===== Provided information =====

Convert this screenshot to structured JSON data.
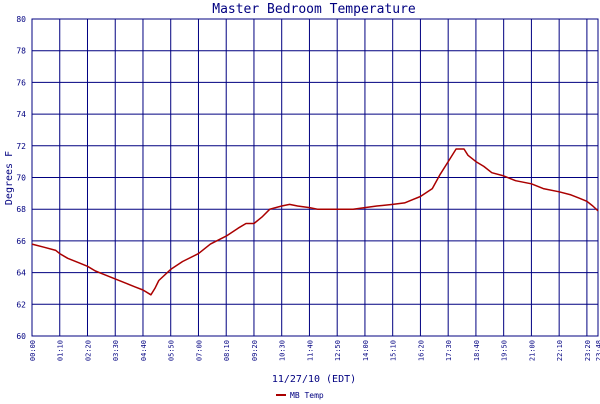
{
  "chart_data": {
    "type": "line",
    "title": "Master Bedroom Temperature",
    "xlabel": "11/27/10 (EDT)",
    "ylabel": "Degrees F",
    "ylim": [
      60,
      80
    ],
    "yticks": [
      60,
      62,
      64,
      66,
      68,
      70,
      72,
      74,
      76,
      78,
      80
    ],
    "xlim": [
      "00:00",
      "23:48"
    ],
    "xticks": [
      "00:00",
      "01:10",
      "02:20",
      "03:30",
      "04:40",
      "05:50",
      "07:00",
      "08:10",
      "09:20",
      "10:30",
      "11:40",
      "12:50",
      "14:00",
      "15:10",
      "16:20",
      "17:30",
      "18:40",
      "19:50",
      "21:00",
      "22:10",
      "23:20",
      "23:48"
    ],
    "grid": true,
    "legend_position": "bottom-left",
    "colors": {
      "background": "#ffffff",
      "plot_background": "#ffffff",
      "grid": "#000080",
      "title": "#000080",
      "axis_text": "#000080",
      "line": "#aa0000"
    },
    "series": [
      {
        "name": "MB Temp",
        "x": [
          "00:00",
          "00:30",
          "01:00",
          "01:10",
          "01:30",
          "02:00",
          "02:20",
          "02:40",
          "03:00",
          "03:30",
          "04:00",
          "04:20",
          "04:40",
          "05:00",
          "05:10",
          "05:20",
          "05:50",
          "06:20",
          "07:00",
          "07:30",
          "08:10",
          "08:40",
          "09:00",
          "09:20",
          "09:40",
          "10:00",
          "10:30",
          "10:50",
          "11:10",
          "11:40",
          "12:00",
          "12:30",
          "12:50",
          "13:30",
          "14:00",
          "14:30",
          "15:10",
          "15:40",
          "16:00",
          "16:20",
          "16:50",
          "17:10",
          "17:30",
          "17:50",
          "18:10",
          "18:20",
          "18:40",
          "19:00",
          "19:20",
          "19:50",
          "20:20",
          "21:00",
          "21:30",
          "22:10",
          "22:40",
          "23:00",
          "23:20",
          "23:35",
          "23:48"
        ],
        "values": [
          65.8,
          65.6,
          65.4,
          65.2,
          64.9,
          64.6,
          64.4,
          64.1,
          63.9,
          63.6,
          63.3,
          63.1,
          62.9,
          62.6,
          63.0,
          63.5,
          64.2,
          64.7,
          65.2,
          65.8,
          66.3,
          66.8,
          67.1,
          67.1,
          67.5,
          68.0,
          68.2,
          68.3,
          68.2,
          68.1,
          68.0,
          68.0,
          68.0,
          68.0,
          68.1,
          68.2,
          68.3,
          68.4,
          68.6,
          68.8,
          69.3,
          70.2,
          71.0,
          71.8,
          71.8,
          71.4,
          71.0,
          70.7,
          70.3,
          70.1,
          69.8,
          69.6,
          69.3,
          69.1,
          68.9,
          68.7,
          68.5,
          68.2,
          67.9
        ]
      }
    ]
  }
}
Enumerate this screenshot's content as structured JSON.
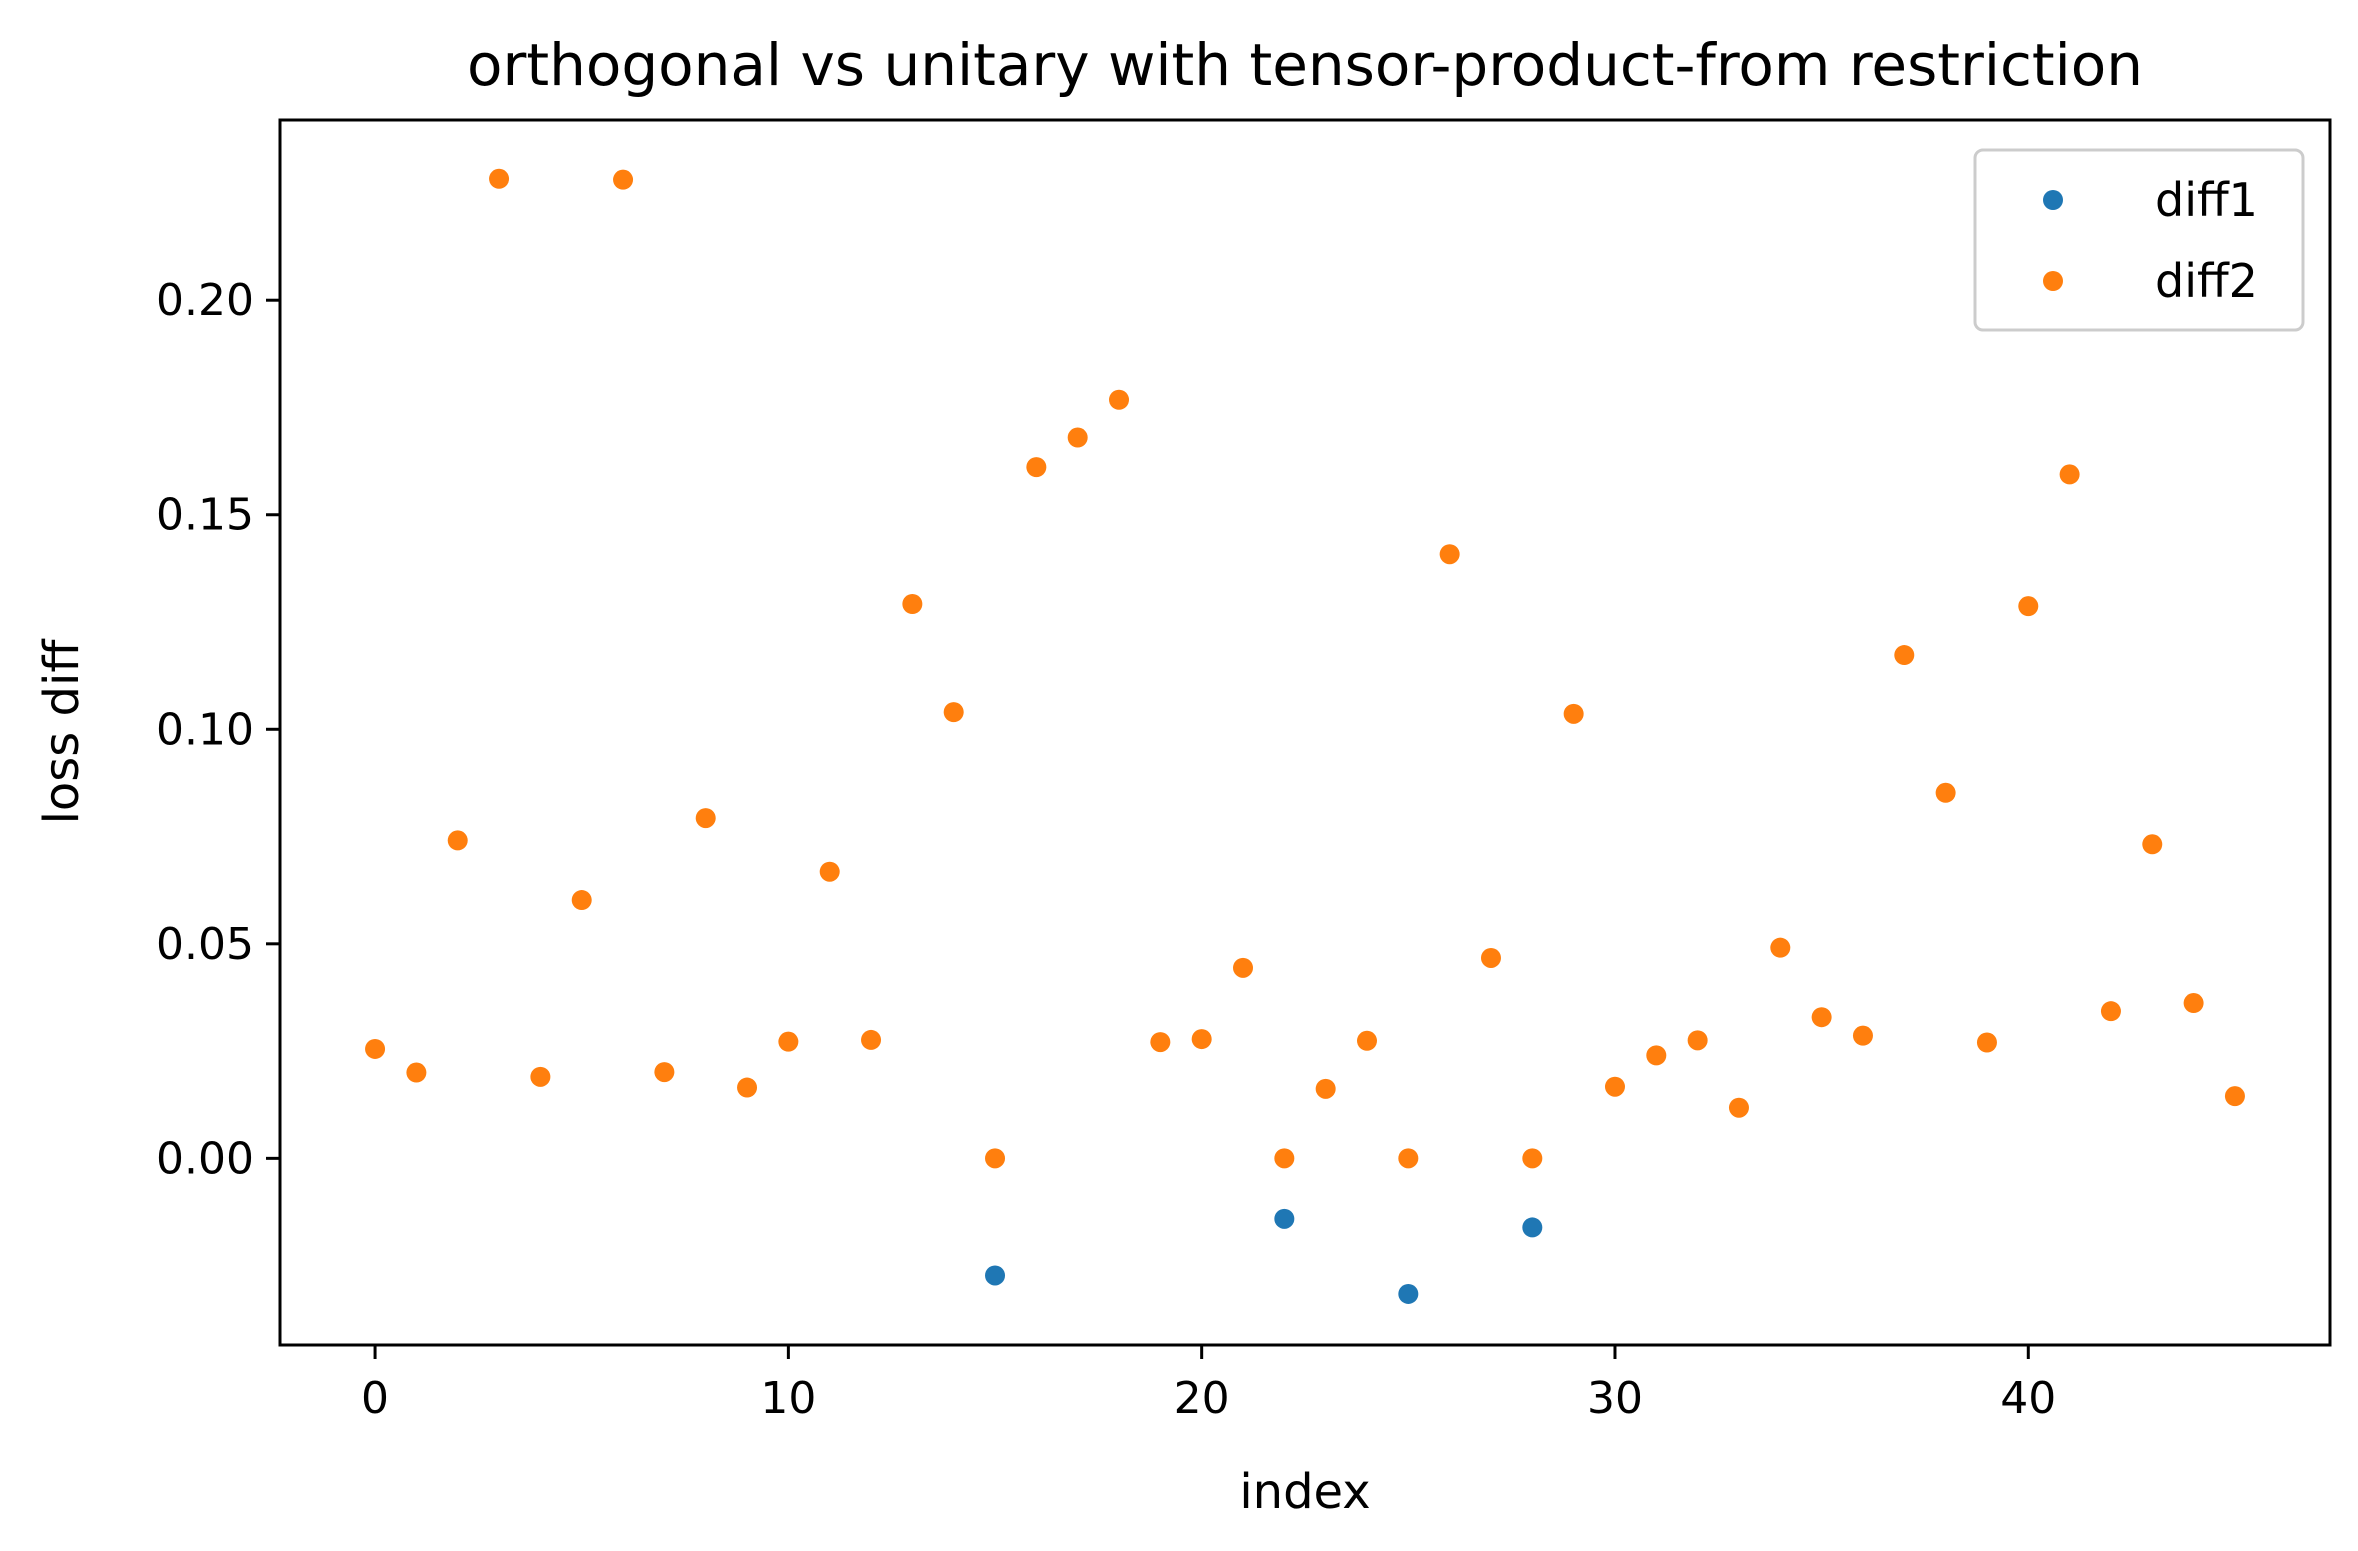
{
  "chart_data": {
    "type": "scatter",
    "title": "orthogonal vs unitary with tensor-product-from restriction",
    "xlabel": "index",
    "ylabel": "loss diff",
    "xlim": [
      -2.3,
      47.3
    ],
    "ylim": [
      -0.0435,
      0.242
    ],
    "xticks": [
      0,
      10,
      20,
      30,
      40
    ],
    "xtick_labels": [
      "0",
      "10",
      "20",
      "30",
      "40"
    ],
    "yticks": [
      0.0,
      0.05,
      0.1,
      0.15,
      0.2
    ],
    "ytick_labels": [
      "0.00",
      "0.05",
      "0.10",
      "0.15",
      "0.20"
    ],
    "grid": false,
    "legend_position": "top-right",
    "series": [
      {
        "name": "diff1",
        "color": "#1f77b4",
        "x": [
          15,
          22,
          25,
          28
        ],
        "y": [
          -0.0273,
          -0.0141,
          -0.0316,
          -0.0161
        ]
      },
      {
        "name": "diff2",
        "color": "#ff7f0e",
        "x": [
          0,
          1,
          2,
          3,
          4,
          5,
          6,
          7,
          8,
          9,
          10,
          11,
          12,
          13,
          14,
          15,
          16,
          17,
          18,
          19,
          20,
          21,
          22,
          23,
          24,
          25,
          26,
          27,
          28,
          29,
          30,
          31,
          32,
          33,
          34,
          35,
          36,
          37,
          38,
          39,
          40,
          41,
          42,
          43,
          44,
          45
        ],
        "y": [
          0.0255,
          0.02,
          0.0741,
          0.2283,
          0.019,
          0.0602,
          0.2281,
          0.0201,
          0.0793,
          0.0165,
          0.0272,
          0.0668,
          0.0276,
          0.1292,
          0.104,
          0.0,
          0.1611,
          0.168,
          0.1768,
          0.0271,
          0.0278,
          0.0444,
          0.0,
          0.0162,
          0.0274,
          0.0,
          0.1408,
          0.0467,
          0.0,
          0.1036,
          0.0167,
          0.024,
          0.0275,
          0.0118,
          0.0491,
          0.0329,
          0.0286,
          0.1173,
          0.0852,
          0.027,
          0.1287,
          0.1594,
          0.0343,
          0.0732,
          0.0362,
          0.0145
        ]
      }
    ]
  }
}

=====

Quote the entries above word for word. Leave the images out.

Full solution
Convert this screenshot to structured JSON data.
{
  "chart_data": {
    "type": "line",
    "title": "Master Bedroom Temperature",
    "xlabel": "11/27/10 (EDT)",
    "ylabel": "Degrees F",
    "ylim": [
      60,
      80
    ],
    "yticks": [
      60,
      62,
      64,
      66,
      68,
      70,
      72,
      74,
      76,
      78,
      80
    ],
    "xlim": [
      "00:00",
      "23:48"
    ],
    "xticks": [
      "00:00",
      "01:10",
      "02:20",
      "03:30",
      "04:40",
      "05:50",
      "07:00",
      "08:10",
      "09:20",
      "10:30",
      "11:40",
      "12:50",
      "14:00",
      "15:10",
      "16:20",
      "17:30",
      "18:40",
      "19:50",
      "21:00",
      "22:10",
      "23:20",
      "23:48"
    ],
    "grid": true,
    "legend_position": "bottom-left",
    "colors": {
      "background": "#ffffff",
      "plot_background": "#ffffff",
      "grid": "#000080",
      "title": "#000080",
      "axis_text": "#000080",
      "line": "#aa0000"
    },
    "series": [
      {
        "name": "MB Temp",
        "x": [
          "00:00",
          "00:30",
          "01:00",
          "01:10",
          "01:30",
          "02:00",
          "02:20",
          "02:40",
          "03:00",
          "03:30",
          "04:00",
          "04:20",
          "04:40",
          "05:00",
          "05:10",
          "05:20",
          "05:50",
          "06:20",
          "07:00",
          "07:30",
          "08:10",
          "08:40",
          "09:00",
          "09:20",
          "09:40",
          "10:00",
          "10:30",
          "10:50",
          "11:10",
          "11:40",
          "12:00",
          "12:30",
          "12:50",
          "13:30",
          "14:00",
          "14:30",
          "15:10",
          "15:40",
          "16:00",
          "16:20",
          "16:50",
          "17:10",
          "17:30",
          "17:50",
          "18:10",
          "18:20",
          "18:40",
          "19:00",
          "19:20",
          "19:50",
          "20:20",
          "21:00",
          "21:30",
          "22:10",
          "22:40",
          "23:00",
          "23:20",
          "23:35",
          "23:48"
        ],
        "values": [
          65.8,
          65.6,
          65.4,
          65.2,
          64.9,
          64.6,
          64.4,
          64.1,
          63.9,
          63.6,
          63.3,
          63.1,
          62.9,
          62.6,
          63.0,
          63.5,
          64.2,
          64.7,
          65.2,
          65.8,
          66.3,
          66.8,
          67.1,
          67.1,
          67.5,
          68.0,
          68.2,
          68.3,
          68.2,
          68.1,
          68.0,
          68.0,
          68.0,
          68.0,
          68.1,
          68.2,
          68.3,
          68.4,
          68.6,
          68.8,
          69.3,
          70.2,
          71.0,
          71.8,
          71.8,
          71.4,
          71.0,
          70.7,
          70.3,
          70.1,
          69.8,
          69.6,
          69.3,
          69.1,
          68.9,
          68.7,
          68.5,
          68.2,
          67.9
        ]
      }
    ]
  }
}
Enumerate this screenshot's content as structured JSON.
{
  "chart_data": {
    "type": "scatter",
    "title": "orthogonal vs unitary with tensor-product-from restriction",
    "xlabel": "index",
    "ylabel": "loss diff",
    "xlim": [
      -2.3,
      47.3
    ],
    "ylim": [
      -0.0435,
      0.242
    ],
    "xticks": [
      0,
      10,
      20,
      30,
      40
    ],
    "xtick_labels": [
      "0",
      "10",
      "20",
      "30",
      "40"
    ],
    "yticks": [
      0.0,
      0.05,
      0.1,
      0.15,
      0.2
    ],
    "ytick_labels": [
      "0.00",
      "0.05",
      "0.10",
      "0.15",
      "0.20"
    ],
    "grid": false,
    "legend_position": "top-right",
    "series": [
      {
        "name": "diff1",
        "color": "#1f77b4",
        "x": [
          15,
          22,
          25,
          28
        ],
        "y": [
          -0.0273,
          -0.0141,
          -0.0316,
          -0.0161
        ]
      },
      {
        "name": "diff2",
        "color": "#ff7f0e",
        "x": [
          0,
          1,
          2,
          3,
          4,
          5,
          6,
          7,
          8,
          9,
          10,
          11,
          12,
          13,
          14,
          15,
          16,
          17,
          18,
          19,
          20,
          21,
          22,
          23,
          24,
          25,
          26,
          27,
          28,
          29,
          30,
          31,
          32,
          33,
          34,
          35,
          36,
          37,
          38,
          39,
          40,
          41,
          42,
          43,
          44,
          45
        ],
        "y": [
          0.0255,
          0.02,
          0.0741,
          0.2283,
          0.019,
          0.0602,
          0.2281,
          0.0201,
          0.0793,
          0.0165,
          0.0272,
          0.0668,
          0.0276,
          0.1292,
          0.104,
          0.0,
          0.1611,
          0.168,
          0.1768,
          0.0271,
          0.0278,
          0.0444,
          0.0,
          0.0162,
          0.0274,
          0.0,
          0.1408,
          0.0467,
          0.0,
          0.1036,
          0.0167,
          0.024,
          0.0275,
          0.0118,
          0.0491,
          0.0329,
          0.0286,
          0.1173,
          0.0852,
          0.027,
          0.1287,
          0.1594,
          0.0343,
          0.0732,
          0.0362,
          0.0145
        ]
      }
    ]
  }
}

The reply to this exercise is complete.